Data records
⟨

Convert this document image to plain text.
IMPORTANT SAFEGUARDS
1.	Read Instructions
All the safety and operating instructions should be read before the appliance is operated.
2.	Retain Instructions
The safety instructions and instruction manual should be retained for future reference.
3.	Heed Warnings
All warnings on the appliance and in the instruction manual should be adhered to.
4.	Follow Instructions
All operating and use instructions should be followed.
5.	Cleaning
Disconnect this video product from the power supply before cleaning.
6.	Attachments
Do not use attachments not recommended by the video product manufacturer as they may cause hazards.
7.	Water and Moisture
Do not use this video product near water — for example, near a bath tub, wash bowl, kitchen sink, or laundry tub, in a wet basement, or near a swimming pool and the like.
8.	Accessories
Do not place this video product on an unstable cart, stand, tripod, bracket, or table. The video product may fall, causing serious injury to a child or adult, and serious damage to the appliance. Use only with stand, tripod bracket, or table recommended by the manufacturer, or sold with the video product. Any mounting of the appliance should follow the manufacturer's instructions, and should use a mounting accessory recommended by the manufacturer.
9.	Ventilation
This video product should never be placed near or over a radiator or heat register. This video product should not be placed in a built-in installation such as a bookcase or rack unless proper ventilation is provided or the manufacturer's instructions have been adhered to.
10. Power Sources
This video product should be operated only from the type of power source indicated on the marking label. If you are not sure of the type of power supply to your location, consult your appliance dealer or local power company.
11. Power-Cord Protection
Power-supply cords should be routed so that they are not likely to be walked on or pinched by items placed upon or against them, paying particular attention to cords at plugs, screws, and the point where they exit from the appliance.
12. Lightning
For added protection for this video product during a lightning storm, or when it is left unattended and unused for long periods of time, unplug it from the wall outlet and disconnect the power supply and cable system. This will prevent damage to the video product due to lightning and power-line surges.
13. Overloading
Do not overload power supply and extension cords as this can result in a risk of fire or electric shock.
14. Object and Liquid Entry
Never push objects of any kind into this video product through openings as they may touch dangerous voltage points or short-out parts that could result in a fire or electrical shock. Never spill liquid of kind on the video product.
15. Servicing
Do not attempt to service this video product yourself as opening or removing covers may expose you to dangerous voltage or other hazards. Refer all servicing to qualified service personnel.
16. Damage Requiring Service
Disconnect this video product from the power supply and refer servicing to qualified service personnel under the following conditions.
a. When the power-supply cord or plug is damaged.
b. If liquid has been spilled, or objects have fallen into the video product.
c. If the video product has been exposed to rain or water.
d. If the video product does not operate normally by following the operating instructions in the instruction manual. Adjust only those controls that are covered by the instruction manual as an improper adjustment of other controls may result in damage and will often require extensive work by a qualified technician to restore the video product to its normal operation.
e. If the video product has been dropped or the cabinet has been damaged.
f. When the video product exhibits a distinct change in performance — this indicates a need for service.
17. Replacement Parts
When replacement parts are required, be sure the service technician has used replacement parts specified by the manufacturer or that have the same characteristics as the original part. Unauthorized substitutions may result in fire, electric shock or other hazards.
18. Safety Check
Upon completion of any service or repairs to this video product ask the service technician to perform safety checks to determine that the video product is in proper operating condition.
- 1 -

⟩

DIRECTIVE:
Lines containing the word "been" must all be returned from the material above.

RESULT:
This video product should never be placed near or over a radiator or heat register. This video product should not be placed in a built-in installation such as a bookcase or rack unless proper ventilation is provided or the manufacturer's instructions have been adhered to.
b. If liquid has been spilled, or objects have fallen into the video product.
c. If the video product has been exposed to rain or water.
e. If the video product has been dropped or the cabinet has been damaged.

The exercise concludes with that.